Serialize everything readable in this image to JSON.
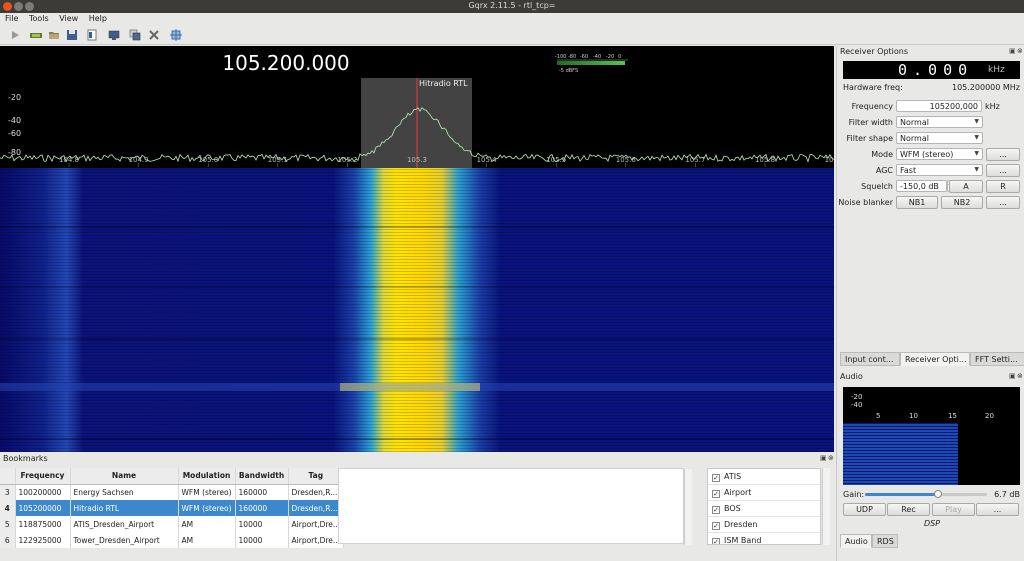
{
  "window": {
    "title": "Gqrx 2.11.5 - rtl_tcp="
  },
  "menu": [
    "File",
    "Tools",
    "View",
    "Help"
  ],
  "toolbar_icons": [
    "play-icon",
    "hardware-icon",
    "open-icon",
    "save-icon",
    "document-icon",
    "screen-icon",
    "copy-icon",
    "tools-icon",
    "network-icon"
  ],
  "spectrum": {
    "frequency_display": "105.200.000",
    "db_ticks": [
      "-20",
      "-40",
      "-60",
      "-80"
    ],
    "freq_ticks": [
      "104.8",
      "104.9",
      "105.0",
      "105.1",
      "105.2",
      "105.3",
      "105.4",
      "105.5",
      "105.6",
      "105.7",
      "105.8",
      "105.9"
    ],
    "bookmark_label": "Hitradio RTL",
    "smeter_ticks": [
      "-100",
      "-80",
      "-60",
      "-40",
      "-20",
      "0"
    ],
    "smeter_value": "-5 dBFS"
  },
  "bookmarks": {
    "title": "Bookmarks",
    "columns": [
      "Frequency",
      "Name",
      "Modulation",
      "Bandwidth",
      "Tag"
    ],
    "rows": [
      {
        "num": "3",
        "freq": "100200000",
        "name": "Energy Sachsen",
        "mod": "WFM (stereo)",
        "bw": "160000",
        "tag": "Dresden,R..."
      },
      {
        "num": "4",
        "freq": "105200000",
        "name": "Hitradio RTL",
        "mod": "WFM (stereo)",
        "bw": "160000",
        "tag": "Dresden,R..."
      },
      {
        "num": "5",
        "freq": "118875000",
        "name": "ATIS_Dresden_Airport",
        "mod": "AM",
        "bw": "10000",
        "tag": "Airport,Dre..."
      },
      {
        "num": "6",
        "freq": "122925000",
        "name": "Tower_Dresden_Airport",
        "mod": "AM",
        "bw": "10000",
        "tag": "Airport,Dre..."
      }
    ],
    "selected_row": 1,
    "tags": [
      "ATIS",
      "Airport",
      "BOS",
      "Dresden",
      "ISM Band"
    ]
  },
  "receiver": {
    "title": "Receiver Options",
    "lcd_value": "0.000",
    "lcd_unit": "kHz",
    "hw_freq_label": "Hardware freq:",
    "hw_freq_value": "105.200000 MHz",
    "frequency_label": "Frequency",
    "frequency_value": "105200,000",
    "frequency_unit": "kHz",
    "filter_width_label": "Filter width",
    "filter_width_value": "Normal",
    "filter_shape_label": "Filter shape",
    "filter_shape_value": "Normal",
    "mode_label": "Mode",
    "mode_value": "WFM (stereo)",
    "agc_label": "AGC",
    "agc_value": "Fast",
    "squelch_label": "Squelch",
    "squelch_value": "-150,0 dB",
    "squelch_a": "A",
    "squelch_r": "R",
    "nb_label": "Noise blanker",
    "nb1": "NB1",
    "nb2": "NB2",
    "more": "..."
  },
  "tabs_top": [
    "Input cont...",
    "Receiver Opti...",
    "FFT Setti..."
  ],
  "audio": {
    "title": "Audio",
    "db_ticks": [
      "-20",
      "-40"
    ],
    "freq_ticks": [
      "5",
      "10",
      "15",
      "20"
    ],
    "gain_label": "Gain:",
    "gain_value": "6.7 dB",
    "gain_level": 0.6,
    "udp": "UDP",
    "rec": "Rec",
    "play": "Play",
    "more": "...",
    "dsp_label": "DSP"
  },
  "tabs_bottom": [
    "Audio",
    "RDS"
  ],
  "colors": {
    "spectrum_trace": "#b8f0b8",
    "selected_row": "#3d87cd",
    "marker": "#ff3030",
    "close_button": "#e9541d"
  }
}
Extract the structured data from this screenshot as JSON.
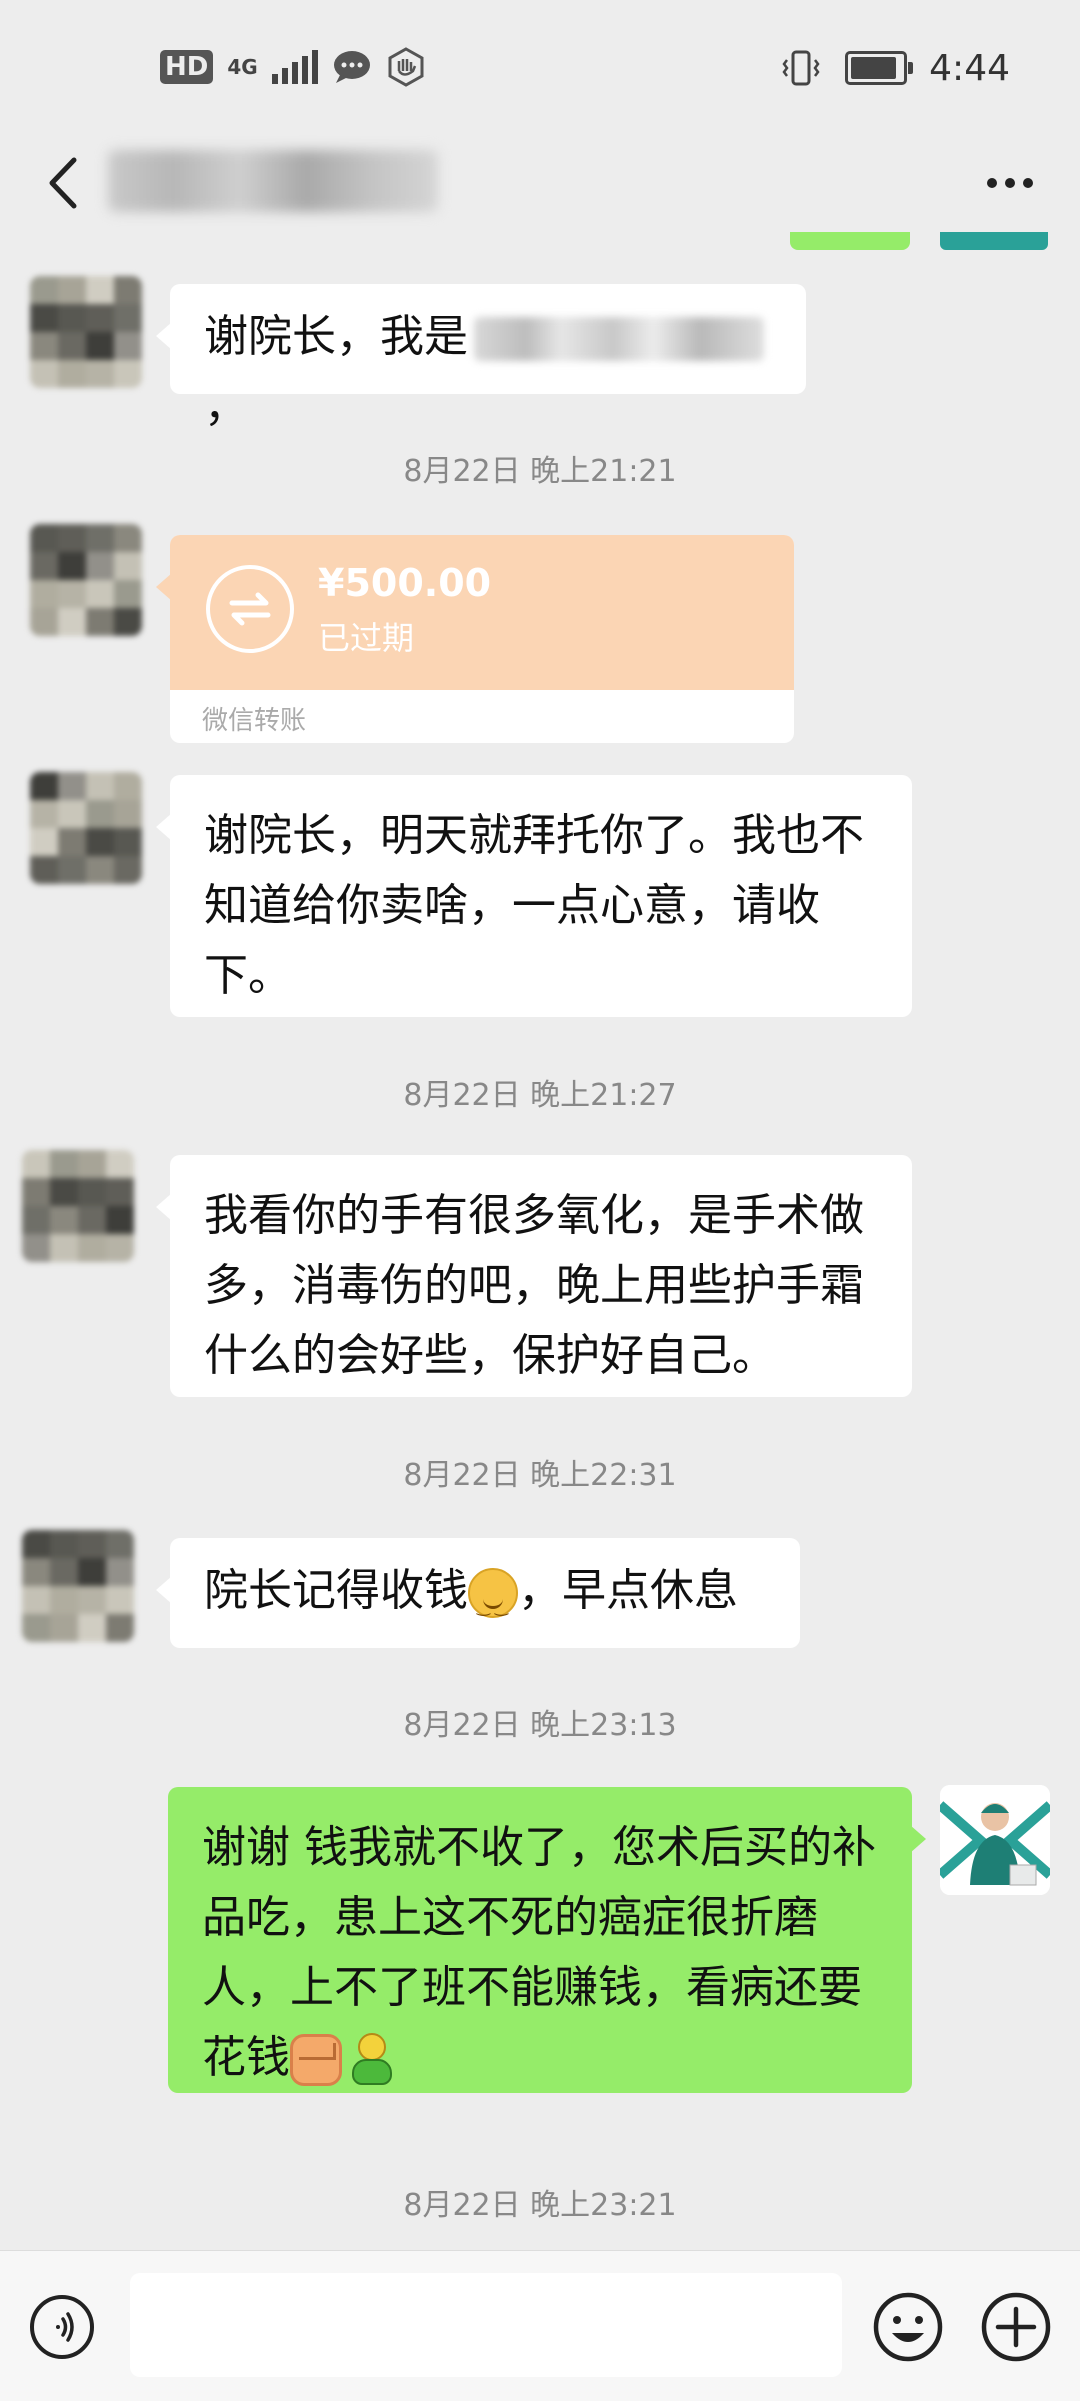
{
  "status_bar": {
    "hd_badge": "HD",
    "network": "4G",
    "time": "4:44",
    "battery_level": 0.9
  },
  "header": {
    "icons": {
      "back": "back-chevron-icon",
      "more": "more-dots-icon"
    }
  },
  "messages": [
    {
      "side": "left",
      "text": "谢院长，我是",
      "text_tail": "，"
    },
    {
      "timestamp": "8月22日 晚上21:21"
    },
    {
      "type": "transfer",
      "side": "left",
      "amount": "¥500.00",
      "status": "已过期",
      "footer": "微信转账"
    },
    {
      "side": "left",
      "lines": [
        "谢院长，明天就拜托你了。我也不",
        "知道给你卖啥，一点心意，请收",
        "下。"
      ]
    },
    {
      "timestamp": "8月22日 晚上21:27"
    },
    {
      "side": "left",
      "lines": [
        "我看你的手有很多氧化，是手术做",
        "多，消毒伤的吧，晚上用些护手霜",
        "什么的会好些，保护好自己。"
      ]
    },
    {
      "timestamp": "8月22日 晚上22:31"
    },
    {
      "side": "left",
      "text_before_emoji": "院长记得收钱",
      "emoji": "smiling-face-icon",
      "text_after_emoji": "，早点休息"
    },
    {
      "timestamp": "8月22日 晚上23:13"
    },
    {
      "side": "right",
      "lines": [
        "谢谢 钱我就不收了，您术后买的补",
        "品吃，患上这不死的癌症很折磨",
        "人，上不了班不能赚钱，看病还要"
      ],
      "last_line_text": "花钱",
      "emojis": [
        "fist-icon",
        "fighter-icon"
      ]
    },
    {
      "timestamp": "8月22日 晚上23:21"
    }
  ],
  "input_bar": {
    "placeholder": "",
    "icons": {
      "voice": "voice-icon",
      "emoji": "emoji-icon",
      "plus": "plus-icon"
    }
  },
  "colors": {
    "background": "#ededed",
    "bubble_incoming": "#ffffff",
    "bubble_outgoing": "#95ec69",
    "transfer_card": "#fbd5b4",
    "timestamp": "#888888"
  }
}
--- --- ---
→ **Your objective**
In your copy, leave out the pictures and reproduce the material above exactly.

→ **Answer for the task**
Serialize everything readable in this image to JSON.
{
  "window": {
    "title": "Gqrx 2.11.5 - rtl_tcp="
  },
  "menu": [
    "File",
    "Tools",
    "View",
    "Help"
  ],
  "toolbar_icons": [
    "play-icon",
    "hardware-icon",
    "open-icon",
    "save-icon",
    "document-icon",
    "screen-icon",
    "copy-icon",
    "tools-icon",
    "network-icon"
  ],
  "spectrum": {
    "frequency_display": "105.200.000",
    "db_ticks": [
      "-20",
      "-40",
      "-60",
      "-80"
    ],
    "freq_ticks": [
      "104.8",
      "104.9",
      "105.0",
      "105.1",
      "105.2",
      "105.3",
      "105.4",
      "105.5",
      "105.6",
      "105.7",
      "105.8",
      "105.9"
    ],
    "bookmark_label": "Hitradio RTL",
    "smeter_ticks": [
      "-100",
      "-80",
      "-60",
      "-40",
      "-20",
      "0"
    ],
    "smeter_value": "-5 dBFS"
  },
  "bookmarks": {
    "title": "Bookmarks",
    "columns": [
      "Frequency",
      "Name",
      "Modulation",
      "Bandwidth",
      "Tag"
    ],
    "rows": [
      {
        "num": "3",
        "freq": "100200000",
        "name": "Energy Sachsen",
        "mod": "WFM (stereo)",
        "bw": "160000",
        "tag": "Dresden,R..."
      },
      {
        "num": "4",
        "freq": "105200000",
        "name": "Hitradio RTL",
        "mod": "WFM (stereo)",
        "bw": "160000",
        "tag": "Dresden,R..."
      },
      {
        "num": "5",
        "freq": "118875000",
        "name": "ATIS_Dresden_Airport",
        "mod": "AM",
        "bw": "10000",
        "tag": "Airport,Dre..."
      },
      {
        "num": "6",
        "freq": "122925000",
        "name": "Tower_Dresden_Airport",
        "mod": "AM",
        "bw": "10000",
        "tag": "Airport,Dre..."
      }
    ],
    "selected_row": 1,
    "tags": [
      "ATIS",
      "Airport",
      "BOS",
      "Dresden",
      "ISM Band"
    ]
  },
  "receiver": {
    "title": "Receiver Options",
    "lcd_value": "0.000",
    "lcd_unit": "kHz",
    "hw_freq_label": "Hardware freq:",
    "hw_freq_value": "105.200000 MHz",
    "frequency_label": "Frequency",
    "frequency_value": "105200,000",
    "frequency_unit": "kHz",
    "filter_width_label": "Filter width",
    "filter_width_value": "Normal",
    "filter_shape_label": "Filter shape",
    "filter_shape_value": "Normal",
    "mode_label": "Mode",
    "mode_value": "WFM (stereo)",
    "agc_label": "AGC",
    "agc_value": "Fast",
    "squelch_label": "Squelch",
    "squelch_value": "-150,0 dB",
    "squelch_a": "A",
    "squelch_r": "R",
    "nb_label": "Noise blanker",
    "nb1": "NB1",
    "nb2": "NB2",
    "more": "..."
  },
  "tabs_top": [
    "Input cont...",
    "Receiver Opti...",
    "FFT Setti..."
  ],
  "audio": {
    "title": "Audio",
    "db_ticks": [
      "-20",
      "-40"
    ],
    "freq_ticks": [
      "5",
      "10",
      "15",
      "20"
    ],
    "gain_label": "Gain:",
    "gain_value": "6.7 dB",
    "gain_level": 0.6,
    "udp": "UDP",
    "rec": "Rec",
    "play": "Play",
    "more": "...",
    "dsp_label": "DSP"
  },
  "tabs_bottom": [
    "Audio",
    "RDS"
  ],
  "colors": {
    "spectrum_trace": "#b8f0b8",
    "selected_row": "#3d87cd",
    "marker": "#ff3030",
    "close_button": "#e9541d"
  }
}
Extract the structured data from this screenshot as JSON.
{
  "status_bar": {
    "hd_badge": "HD",
    "network": "4G",
    "time": "4:44",
    "battery_level": 0.9
  },
  "header": {
    "icons": {
      "back": "back-chevron-icon",
      "more": "more-dots-icon"
    }
  },
  "messages": [
    {
      "side": "left",
      "text": "谢院长，我是",
      "text_tail": "，"
    },
    {
      "timestamp": "8月22日 晚上21:21"
    },
    {
      "type": "transfer",
      "side": "left",
      "amount": "¥500.00",
      "status": "已过期",
      "footer": "微信转账"
    },
    {
      "side": "left",
      "lines": [
        "谢院长，明天就拜托你了。我也不",
        "知道给你卖啥，一点心意，请收",
        "下。"
      ]
    },
    {
      "timestamp": "8月22日 晚上21:27"
    },
    {
      "side": "left",
      "lines": [
        "我看你的手有很多氧化，是手术做",
        "多，消毒伤的吧，晚上用些护手霜",
        "什么的会好些，保护好自己。"
      ]
    },
    {
      "timestamp": "8月22日 晚上22:31"
    },
    {
      "side": "left",
      "text_before_emoji": "院长记得收钱",
      "emoji": "smiling-face-icon",
      "text_after_emoji": "，早点休息"
    },
    {
      "timestamp": "8月22日 晚上23:13"
    },
    {
      "side": "right",
      "lines": [
        "谢谢 钱我就不收了，您术后买的补",
        "品吃，患上这不死的癌症很折磨",
        "人，上不了班不能赚钱，看病还要"
      ],
      "last_line_text": "花钱",
      "emojis": [
        "fist-icon",
        "fighter-icon"
      ]
    },
    {
      "timestamp": "8月22日 晚上23:21"
    }
  ],
  "input_bar": {
    "placeholder": "",
    "icons": {
      "voice": "voice-icon",
      "emoji": "emoji-icon",
      "plus": "plus-icon"
    }
  },
  "colors": {
    "background": "#ededed",
    "bubble_incoming": "#ffffff",
    "bubble_outgoing": "#95ec69",
    "transfer_card": "#fbd5b4",
    "timestamp": "#888888"
  }
}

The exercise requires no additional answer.